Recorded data

------------------------------

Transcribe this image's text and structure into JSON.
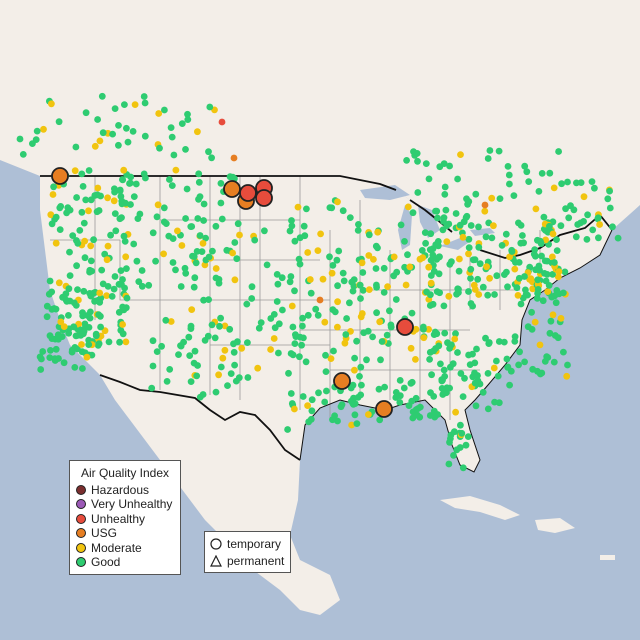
{
  "legend": {
    "title": "Air Quality Index",
    "items": [
      {
        "label": "Hazardous",
        "color": "#7a2e2e"
      },
      {
        "label": "Very Unhealthy",
        "color": "#9b59b6"
      },
      {
        "label": "Unhealthy",
        "color": "#e74c3c"
      },
      {
        "label": "USG",
        "color": "#e67e22"
      },
      {
        "label": "Moderate",
        "color": "#f1c40f"
      },
      {
        "label": "Good",
        "color": "#2ecc71"
      }
    ]
  },
  "shape_legend": {
    "items": [
      {
        "label": "temporary",
        "shape": "circle-icon"
      },
      {
        "label": "permanent",
        "shape": "triangle-icon"
      }
    ]
  },
  "colors": {
    "land": "#f3eee8",
    "water": "#aebfd6",
    "border": "#111111",
    "state_lines": "#9a9a9a",
    "good": "#2ecc71",
    "moderate": "#f1c40f",
    "usg": "#e67e22",
    "unhealthy": "#e74c3c"
  }
}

------------------------------

(Exercise): Leave the pictures out, and print every line of the listing exactly as written.

(Full response):
Transcribe this image's text and structure into JSON.
{
  "legend": {
    "title": "Air Quality Index",
    "items": [
      {
        "label": "Hazardous",
        "color": "#7a2e2e"
      },
      {
        "label": "Very Unhealthy",
        "color": "#9b59b6"
      },
      {
        "label": "Unhealthy",
        "color": "#e74c3c"
      },
      {
        "label": "USG",
        "color": "#e67e22"
      },
      {
        "label": "Moderate",
        "color": "#f1c40f"
      },
      {
        "label": "Good",
        "color": "#2ecc71"
      }
    ]
  },
  "shape_legend": {
    "items": [
      {
        "label": "temporary",
        "shape": "circle-icon"
      },
      {
        "label": "permanent",
        "shape": "triangle-icon"
      }
    ]
  },
  "colors": {
    "land": "#f3eee8",
    "water": "#aebfd6",
    "border": "#111111",
    "state_lines": "#9a9a9a",
    "good": "#2ecc71",
    "moderate": "#f1c40f",
    "usg": "#e67e22",
    "unhealthy": "#e74c3c"
  }
}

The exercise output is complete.